AIM OF THE EXERCISE
Count every line that has the word "Sensor". Give the number, without anything more.

SUPPLIED MATERIAL
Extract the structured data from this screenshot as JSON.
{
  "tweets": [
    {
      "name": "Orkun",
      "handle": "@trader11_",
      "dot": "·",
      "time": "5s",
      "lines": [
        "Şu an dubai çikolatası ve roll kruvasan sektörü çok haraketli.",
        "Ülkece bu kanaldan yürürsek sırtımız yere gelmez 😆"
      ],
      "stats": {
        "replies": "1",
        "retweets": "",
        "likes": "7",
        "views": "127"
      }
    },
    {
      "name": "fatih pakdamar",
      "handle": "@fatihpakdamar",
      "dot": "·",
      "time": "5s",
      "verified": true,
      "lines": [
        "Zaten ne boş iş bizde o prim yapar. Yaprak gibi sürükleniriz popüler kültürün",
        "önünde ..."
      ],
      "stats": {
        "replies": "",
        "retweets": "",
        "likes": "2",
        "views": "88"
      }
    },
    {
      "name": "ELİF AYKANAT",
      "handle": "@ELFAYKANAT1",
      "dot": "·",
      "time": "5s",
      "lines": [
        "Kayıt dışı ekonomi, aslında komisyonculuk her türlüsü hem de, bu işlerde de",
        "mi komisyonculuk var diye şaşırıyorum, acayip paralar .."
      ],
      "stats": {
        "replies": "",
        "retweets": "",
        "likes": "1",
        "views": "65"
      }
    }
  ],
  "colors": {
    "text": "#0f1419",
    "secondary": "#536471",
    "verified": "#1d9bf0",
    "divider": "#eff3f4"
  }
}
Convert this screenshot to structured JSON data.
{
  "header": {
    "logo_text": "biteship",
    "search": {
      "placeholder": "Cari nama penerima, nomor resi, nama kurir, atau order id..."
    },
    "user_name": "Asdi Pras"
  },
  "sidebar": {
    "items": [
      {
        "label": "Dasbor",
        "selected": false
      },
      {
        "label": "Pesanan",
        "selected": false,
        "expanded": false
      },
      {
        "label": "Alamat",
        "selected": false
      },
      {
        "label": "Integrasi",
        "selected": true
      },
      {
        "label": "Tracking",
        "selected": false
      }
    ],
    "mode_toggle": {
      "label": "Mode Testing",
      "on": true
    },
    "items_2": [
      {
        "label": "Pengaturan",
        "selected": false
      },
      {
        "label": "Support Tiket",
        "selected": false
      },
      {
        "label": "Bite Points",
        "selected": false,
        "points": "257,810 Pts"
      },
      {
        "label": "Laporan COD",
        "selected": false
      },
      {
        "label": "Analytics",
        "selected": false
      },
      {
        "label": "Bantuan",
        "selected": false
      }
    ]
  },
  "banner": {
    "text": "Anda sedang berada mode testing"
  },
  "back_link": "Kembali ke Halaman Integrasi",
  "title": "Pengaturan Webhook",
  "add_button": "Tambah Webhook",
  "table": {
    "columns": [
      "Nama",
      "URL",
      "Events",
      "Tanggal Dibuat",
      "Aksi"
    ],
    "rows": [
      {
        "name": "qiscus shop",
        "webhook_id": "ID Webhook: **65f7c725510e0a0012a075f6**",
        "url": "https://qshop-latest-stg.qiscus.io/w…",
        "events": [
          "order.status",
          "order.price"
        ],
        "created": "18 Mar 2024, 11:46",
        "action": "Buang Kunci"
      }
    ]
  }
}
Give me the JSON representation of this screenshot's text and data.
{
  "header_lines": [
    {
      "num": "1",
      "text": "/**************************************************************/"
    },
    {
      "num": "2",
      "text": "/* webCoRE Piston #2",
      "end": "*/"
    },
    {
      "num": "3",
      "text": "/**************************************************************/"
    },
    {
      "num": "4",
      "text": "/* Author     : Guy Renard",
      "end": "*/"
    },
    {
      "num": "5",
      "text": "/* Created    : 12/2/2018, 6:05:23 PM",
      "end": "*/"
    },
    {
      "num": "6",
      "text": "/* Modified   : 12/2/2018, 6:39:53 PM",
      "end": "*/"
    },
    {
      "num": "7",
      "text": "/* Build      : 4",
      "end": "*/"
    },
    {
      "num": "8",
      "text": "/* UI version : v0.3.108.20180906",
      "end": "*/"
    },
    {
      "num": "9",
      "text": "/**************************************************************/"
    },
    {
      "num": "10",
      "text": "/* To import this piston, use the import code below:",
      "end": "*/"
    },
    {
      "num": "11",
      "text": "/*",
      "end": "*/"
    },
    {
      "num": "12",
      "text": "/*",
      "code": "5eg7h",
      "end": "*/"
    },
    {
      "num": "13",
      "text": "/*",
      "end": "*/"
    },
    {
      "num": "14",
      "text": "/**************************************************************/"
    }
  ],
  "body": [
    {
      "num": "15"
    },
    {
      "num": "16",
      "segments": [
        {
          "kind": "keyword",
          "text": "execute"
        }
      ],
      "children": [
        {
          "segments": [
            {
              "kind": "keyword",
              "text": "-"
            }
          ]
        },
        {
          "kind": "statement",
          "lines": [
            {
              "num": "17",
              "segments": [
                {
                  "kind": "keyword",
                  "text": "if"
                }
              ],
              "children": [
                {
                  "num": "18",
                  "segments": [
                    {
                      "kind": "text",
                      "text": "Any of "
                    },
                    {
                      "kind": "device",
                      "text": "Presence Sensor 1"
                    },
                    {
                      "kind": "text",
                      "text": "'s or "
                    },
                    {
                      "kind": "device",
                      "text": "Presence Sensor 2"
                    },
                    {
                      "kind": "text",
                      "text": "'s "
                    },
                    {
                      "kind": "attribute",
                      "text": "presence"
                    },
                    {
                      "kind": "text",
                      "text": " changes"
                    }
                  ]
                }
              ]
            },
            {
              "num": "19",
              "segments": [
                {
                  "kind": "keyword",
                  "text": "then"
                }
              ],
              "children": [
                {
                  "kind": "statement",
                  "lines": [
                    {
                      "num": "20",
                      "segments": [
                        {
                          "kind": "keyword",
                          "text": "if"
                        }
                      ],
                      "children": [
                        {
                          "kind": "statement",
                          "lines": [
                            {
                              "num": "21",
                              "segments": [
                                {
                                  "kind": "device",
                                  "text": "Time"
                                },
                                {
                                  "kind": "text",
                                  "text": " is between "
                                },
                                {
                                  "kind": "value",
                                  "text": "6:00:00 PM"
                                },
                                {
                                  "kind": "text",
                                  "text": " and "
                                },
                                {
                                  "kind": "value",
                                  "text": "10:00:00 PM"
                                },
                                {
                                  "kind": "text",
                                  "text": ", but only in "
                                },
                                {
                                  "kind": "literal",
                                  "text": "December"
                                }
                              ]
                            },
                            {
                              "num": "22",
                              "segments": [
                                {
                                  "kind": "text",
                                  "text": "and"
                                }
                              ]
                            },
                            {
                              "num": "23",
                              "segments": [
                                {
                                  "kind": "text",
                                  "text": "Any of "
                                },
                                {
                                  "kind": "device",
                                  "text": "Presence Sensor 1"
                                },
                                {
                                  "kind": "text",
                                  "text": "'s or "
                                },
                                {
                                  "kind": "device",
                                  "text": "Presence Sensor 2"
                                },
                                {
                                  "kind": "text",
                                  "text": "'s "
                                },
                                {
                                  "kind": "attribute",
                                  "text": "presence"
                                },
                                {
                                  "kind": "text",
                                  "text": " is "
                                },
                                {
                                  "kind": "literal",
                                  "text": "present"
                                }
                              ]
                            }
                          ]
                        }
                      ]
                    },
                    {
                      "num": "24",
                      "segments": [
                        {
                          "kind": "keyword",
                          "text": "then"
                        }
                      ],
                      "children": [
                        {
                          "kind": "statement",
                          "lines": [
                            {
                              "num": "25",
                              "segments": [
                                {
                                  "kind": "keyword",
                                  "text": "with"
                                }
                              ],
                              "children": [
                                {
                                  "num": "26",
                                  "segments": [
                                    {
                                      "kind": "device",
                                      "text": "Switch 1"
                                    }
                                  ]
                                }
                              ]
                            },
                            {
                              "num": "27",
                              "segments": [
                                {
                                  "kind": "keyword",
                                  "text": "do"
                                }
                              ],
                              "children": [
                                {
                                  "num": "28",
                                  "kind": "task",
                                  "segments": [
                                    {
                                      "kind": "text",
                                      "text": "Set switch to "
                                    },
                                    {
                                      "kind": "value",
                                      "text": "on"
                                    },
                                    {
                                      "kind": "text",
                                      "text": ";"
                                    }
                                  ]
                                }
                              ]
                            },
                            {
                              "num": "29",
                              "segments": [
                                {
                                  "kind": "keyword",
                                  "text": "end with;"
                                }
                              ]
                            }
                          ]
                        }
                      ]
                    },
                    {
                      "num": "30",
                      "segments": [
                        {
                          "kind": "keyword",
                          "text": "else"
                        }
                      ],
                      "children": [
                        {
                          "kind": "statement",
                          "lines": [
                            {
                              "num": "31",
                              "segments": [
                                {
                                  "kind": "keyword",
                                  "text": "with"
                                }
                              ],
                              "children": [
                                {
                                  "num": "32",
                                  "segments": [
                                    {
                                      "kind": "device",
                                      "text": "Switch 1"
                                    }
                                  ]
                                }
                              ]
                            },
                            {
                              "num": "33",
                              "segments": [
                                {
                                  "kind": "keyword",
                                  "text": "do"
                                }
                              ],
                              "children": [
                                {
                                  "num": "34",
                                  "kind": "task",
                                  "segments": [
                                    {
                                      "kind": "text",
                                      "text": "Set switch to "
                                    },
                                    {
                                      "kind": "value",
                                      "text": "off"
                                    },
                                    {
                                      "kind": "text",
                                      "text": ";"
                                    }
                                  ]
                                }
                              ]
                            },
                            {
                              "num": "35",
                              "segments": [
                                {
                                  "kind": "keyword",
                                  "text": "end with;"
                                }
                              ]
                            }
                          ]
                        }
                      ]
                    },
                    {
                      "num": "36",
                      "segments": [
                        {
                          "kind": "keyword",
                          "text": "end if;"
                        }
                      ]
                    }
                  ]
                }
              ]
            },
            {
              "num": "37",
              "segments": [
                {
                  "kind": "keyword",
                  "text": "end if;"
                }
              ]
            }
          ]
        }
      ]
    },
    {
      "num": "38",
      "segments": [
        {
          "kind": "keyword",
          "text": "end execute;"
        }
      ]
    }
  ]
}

WORKED SOLUTION
4